▸ **STATED TASK**:
Of the lines below, count those containing the word "values". Reply with the number alone.

[Data items]
────────

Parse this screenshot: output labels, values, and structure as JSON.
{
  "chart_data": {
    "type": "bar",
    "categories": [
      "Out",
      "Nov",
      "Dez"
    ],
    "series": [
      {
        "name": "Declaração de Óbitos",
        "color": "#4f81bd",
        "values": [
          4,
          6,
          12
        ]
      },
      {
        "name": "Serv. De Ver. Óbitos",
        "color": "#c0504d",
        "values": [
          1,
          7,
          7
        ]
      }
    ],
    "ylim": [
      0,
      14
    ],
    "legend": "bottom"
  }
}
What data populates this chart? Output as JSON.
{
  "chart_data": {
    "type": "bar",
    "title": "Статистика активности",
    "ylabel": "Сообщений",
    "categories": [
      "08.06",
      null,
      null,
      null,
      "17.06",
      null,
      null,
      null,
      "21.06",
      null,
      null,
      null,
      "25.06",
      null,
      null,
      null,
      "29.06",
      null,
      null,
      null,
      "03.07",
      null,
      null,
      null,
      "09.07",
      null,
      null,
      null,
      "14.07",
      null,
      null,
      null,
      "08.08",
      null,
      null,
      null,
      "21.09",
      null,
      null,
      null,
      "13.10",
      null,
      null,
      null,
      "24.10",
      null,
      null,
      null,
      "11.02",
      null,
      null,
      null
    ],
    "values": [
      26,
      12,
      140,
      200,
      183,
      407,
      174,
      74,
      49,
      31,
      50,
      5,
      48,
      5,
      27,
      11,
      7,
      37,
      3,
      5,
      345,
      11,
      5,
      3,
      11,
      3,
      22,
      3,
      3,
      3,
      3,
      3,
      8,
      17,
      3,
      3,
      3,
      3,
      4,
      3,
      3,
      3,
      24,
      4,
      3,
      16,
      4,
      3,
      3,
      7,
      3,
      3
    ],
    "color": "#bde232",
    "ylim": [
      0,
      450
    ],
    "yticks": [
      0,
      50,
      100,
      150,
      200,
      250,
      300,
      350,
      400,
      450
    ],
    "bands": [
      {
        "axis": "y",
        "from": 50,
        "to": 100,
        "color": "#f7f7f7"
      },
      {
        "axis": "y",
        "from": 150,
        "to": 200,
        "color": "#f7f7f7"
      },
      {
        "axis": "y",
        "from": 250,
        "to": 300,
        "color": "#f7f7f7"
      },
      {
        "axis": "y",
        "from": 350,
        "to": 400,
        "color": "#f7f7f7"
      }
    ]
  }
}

────────

▸ **RESULT OF THIS TASK**:
4